▸ Set problem
How many lines in these records hold the string "mobile"? Reply with the number alone.

▸ Data for the task

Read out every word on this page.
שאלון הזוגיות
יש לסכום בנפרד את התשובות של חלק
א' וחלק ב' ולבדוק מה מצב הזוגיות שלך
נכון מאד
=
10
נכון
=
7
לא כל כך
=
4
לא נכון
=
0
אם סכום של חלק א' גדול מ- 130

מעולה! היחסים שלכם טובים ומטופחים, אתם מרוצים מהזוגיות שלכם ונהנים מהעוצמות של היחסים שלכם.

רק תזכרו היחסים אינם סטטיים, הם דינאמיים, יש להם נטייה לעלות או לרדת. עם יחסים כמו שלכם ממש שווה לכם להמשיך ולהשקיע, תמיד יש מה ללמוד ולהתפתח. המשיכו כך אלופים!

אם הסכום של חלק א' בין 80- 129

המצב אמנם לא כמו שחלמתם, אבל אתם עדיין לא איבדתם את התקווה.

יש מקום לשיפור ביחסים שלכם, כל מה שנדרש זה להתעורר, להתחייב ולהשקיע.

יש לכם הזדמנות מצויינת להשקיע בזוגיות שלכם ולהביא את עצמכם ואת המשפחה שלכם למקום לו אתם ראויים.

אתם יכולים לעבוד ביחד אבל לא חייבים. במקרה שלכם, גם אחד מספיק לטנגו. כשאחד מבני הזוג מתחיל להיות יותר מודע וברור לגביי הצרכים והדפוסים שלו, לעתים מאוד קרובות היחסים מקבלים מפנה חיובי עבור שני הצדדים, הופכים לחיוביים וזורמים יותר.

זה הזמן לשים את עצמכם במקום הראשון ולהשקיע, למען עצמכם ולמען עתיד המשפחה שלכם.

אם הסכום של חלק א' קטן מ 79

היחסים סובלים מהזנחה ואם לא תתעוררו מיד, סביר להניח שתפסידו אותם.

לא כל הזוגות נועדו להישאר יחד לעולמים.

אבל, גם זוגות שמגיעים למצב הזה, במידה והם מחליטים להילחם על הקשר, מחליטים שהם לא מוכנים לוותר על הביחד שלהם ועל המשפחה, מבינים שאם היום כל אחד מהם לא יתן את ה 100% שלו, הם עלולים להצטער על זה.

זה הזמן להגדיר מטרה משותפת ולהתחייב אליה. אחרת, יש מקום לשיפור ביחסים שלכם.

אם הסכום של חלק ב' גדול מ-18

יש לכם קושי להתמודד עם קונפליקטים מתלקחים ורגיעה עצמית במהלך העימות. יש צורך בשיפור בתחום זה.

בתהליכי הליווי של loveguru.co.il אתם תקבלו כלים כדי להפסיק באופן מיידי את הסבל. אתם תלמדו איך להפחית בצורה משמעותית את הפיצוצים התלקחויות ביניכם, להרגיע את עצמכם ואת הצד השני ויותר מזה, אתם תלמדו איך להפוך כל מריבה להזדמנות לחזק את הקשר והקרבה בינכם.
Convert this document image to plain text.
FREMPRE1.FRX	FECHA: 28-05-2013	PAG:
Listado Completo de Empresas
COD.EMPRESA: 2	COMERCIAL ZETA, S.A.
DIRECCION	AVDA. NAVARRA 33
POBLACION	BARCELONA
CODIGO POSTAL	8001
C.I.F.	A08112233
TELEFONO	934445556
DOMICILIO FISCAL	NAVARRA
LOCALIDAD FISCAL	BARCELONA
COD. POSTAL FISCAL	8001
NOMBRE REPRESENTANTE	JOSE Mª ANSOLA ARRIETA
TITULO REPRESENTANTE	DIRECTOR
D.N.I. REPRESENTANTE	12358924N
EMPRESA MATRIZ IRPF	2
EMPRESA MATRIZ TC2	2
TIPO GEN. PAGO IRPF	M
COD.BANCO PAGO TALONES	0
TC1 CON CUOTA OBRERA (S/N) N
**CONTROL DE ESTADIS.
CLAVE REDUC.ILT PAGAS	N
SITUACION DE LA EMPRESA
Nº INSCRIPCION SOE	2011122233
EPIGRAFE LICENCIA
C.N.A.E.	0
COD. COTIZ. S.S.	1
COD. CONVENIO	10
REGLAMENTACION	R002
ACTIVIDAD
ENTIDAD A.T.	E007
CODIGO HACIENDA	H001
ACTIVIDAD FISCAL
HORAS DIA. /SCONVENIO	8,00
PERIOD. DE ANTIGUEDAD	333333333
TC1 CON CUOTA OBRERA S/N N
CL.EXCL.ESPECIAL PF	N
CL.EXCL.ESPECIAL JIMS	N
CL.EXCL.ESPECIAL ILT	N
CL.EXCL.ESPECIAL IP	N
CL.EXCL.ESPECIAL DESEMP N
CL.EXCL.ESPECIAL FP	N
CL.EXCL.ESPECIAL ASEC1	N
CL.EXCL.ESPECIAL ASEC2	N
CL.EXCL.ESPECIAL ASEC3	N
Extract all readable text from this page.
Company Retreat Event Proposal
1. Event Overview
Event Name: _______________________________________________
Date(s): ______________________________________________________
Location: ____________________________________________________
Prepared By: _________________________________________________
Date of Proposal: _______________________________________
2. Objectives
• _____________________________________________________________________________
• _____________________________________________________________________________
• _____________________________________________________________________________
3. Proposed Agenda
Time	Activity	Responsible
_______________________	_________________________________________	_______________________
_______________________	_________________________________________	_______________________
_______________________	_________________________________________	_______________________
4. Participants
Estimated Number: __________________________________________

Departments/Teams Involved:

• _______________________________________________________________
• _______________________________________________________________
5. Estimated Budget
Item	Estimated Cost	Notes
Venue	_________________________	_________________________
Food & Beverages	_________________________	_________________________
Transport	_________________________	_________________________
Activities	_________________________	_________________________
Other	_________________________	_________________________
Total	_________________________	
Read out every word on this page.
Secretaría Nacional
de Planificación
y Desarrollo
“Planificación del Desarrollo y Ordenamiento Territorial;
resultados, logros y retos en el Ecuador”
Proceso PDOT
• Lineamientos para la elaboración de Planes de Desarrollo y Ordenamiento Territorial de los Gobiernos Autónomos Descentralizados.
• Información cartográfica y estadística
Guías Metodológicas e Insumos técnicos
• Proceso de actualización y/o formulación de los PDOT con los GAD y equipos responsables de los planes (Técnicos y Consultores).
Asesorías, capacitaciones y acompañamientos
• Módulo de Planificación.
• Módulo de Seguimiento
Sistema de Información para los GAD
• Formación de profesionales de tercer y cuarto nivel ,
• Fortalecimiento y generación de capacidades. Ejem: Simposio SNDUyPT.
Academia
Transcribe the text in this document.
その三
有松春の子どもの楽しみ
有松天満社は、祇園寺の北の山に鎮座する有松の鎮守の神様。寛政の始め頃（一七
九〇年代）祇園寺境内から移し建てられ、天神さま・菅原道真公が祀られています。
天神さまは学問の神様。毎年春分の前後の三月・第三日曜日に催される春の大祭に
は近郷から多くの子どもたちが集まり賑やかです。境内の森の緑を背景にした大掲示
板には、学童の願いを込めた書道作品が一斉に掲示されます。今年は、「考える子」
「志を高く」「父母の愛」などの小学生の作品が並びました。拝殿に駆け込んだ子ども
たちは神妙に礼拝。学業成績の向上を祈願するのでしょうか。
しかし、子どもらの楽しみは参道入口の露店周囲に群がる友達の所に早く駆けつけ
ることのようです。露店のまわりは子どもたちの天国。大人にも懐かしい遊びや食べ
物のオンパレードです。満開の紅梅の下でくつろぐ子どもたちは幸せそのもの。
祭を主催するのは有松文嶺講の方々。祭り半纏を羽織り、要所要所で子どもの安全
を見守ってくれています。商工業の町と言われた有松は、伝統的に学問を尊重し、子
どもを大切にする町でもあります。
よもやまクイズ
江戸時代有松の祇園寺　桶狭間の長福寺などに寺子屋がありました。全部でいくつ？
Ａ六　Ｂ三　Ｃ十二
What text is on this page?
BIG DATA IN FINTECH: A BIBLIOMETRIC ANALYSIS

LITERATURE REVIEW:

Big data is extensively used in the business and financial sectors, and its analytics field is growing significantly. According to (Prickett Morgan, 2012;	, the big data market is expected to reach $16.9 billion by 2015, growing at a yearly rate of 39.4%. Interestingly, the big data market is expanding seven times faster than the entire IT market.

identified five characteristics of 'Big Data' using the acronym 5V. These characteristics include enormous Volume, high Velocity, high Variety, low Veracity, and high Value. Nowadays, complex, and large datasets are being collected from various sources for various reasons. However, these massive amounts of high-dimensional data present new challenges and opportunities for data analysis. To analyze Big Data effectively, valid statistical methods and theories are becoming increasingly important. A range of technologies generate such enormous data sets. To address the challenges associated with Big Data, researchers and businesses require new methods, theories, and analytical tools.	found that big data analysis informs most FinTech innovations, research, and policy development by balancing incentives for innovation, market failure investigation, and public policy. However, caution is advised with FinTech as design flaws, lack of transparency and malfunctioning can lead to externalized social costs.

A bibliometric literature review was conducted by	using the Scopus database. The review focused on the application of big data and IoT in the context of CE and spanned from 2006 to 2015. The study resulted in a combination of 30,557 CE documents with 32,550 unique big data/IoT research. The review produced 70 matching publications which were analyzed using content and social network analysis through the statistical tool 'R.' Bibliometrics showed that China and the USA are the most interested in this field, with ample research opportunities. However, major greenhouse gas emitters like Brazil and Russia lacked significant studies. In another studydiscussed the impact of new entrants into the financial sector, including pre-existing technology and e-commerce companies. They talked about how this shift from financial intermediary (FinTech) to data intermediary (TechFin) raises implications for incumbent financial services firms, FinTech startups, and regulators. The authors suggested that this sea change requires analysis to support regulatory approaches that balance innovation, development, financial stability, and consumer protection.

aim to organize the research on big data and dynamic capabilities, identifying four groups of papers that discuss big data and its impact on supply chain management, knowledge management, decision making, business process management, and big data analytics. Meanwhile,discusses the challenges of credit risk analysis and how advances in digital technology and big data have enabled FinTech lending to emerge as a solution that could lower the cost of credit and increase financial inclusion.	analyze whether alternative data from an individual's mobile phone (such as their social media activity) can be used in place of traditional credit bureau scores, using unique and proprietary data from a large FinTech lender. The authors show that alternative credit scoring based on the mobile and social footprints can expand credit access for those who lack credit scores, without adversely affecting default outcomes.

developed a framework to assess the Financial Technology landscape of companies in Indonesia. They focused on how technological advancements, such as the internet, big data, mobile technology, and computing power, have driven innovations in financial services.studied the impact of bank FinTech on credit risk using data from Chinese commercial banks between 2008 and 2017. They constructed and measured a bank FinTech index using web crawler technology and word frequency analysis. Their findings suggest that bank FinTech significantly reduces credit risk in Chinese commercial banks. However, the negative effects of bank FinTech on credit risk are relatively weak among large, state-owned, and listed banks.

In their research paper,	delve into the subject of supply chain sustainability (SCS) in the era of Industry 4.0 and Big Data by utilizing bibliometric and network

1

▸ Result of the exercise
2